**WRITTEN EXERCISE**
Restate each entry word for word, leaving nothing out.

**SUPPLIED DATA**
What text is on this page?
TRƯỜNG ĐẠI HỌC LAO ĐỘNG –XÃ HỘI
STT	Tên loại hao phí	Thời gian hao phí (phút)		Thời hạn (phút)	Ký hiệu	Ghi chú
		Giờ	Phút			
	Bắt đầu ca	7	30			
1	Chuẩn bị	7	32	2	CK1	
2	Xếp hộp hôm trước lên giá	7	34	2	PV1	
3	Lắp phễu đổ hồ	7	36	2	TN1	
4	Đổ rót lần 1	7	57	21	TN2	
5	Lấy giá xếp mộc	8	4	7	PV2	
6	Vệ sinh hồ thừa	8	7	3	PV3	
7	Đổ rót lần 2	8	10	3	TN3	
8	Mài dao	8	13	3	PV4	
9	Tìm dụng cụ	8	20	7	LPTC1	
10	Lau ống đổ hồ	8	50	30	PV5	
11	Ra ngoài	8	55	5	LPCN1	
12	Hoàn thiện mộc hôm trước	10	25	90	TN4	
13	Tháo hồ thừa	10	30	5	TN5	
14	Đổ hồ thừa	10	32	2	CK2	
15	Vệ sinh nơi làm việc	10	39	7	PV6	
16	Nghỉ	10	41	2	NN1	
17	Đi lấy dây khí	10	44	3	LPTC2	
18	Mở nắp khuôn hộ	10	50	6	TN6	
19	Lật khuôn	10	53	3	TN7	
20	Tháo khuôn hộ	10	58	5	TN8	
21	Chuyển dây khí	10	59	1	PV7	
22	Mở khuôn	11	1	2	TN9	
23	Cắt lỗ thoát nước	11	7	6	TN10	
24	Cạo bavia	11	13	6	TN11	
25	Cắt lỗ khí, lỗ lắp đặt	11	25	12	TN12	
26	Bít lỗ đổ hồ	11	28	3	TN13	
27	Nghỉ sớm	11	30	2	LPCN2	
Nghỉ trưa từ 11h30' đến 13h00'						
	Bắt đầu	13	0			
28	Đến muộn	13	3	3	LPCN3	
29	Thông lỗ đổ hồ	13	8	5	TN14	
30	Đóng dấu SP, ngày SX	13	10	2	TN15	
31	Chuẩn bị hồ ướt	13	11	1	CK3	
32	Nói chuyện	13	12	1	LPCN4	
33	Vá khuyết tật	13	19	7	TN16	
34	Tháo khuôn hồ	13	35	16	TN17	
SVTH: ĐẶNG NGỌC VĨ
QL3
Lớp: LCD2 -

**EXERCISE OUTPUT**
What text is on this page?
TRƯỜNG ĐẠI HỌC LAO ĐỘNG –XÃ HỘI
STT	Tên loại hao phí	Thời gian hao phí (phút)		Thời hạn (phút)	Ký hiệu	Ghi chú
		Giờ	Phút			
	Bắt đầu ca	7	30			
1	Chuẩn bị	7	32	2	CK1	
2	Xếp hộp hôm trước lên giá	7	34	2	PV1	
3	Lắp phễu đổ hồ	7	36	2	TN1	
4	Đổ rót lần 1	7	57	21	TN2	
5	Lấy giá xếp mộc	8	4	7	PV2	
6	Vệ sinh hồ thừa	8	7	3	PV3	
7	Đổ rót lần 2	8	10	3	TN3	
8	Mài dao	8	13	3	PV4	
9	Tìm dụng cụ	8	20	7	LPTC1	
10	Lau ống đổ hồ	8	50	30	PV5	
11	Ra ngoài	8	55	5	LPCN1	
12	Hoàn thiện mộc hôm trước	10	25	90	TN4	
13	Tháo hồ thừa	10	30	5	TN5	
14	Đổ hồ thừa	10	32	2	CK2	
15	Vệ sinh nơi làm việc	10	39	7	PV6	
16	Nghỉ	10	41	2	NN1	
17	Đi lấy dây khí	10	44	3	LPTC2	
18	Mở nắp khuôn hộ	10	50	6	TN6	
19	Lật khuôn	10	53	3	TN7	
20	Tháo khuôn hộ	10	58	5	TN8	
21	Chuyển dây khí	10	59	1	PV7	
22	Mở khuôn	11	1	2	TN9	
23	Cắt lỗ thoát nước	11	7	6	TN10	
24	Cạo bavia	11	13	6	TN11	
25	Cắt lỗ khí, lỗ lắp đặt	11	25	12	TN12	
26	Bít lỗ đổ hồ	11	28	3	TN13	
27	Nghỉ sớm	11	30	2	LPCN2	
Nghỉ trưa từ 11h30' đến 13h00'						
	Bắt đầu	13	0			
28	Đến muộn	13	3	3	LPCN3	
29	Thông lỗ đổ hồ	13	8	5	TN14	
30	Đóng dấu SP, ngày SX	13	10	2	TN15	
31	Chuẩn bị hồ ướt	13	11	1	CK3	
32	Nói chuyện	13	12	1	LPCN4	
33	Vá khuyết tật	13	19	7	TN16	
34	Tháo khuôn hồ	13	35	16	TN17	
SVTH: ĐẶNG NGỌC VĨ
QL3
Lớp: LCD2 -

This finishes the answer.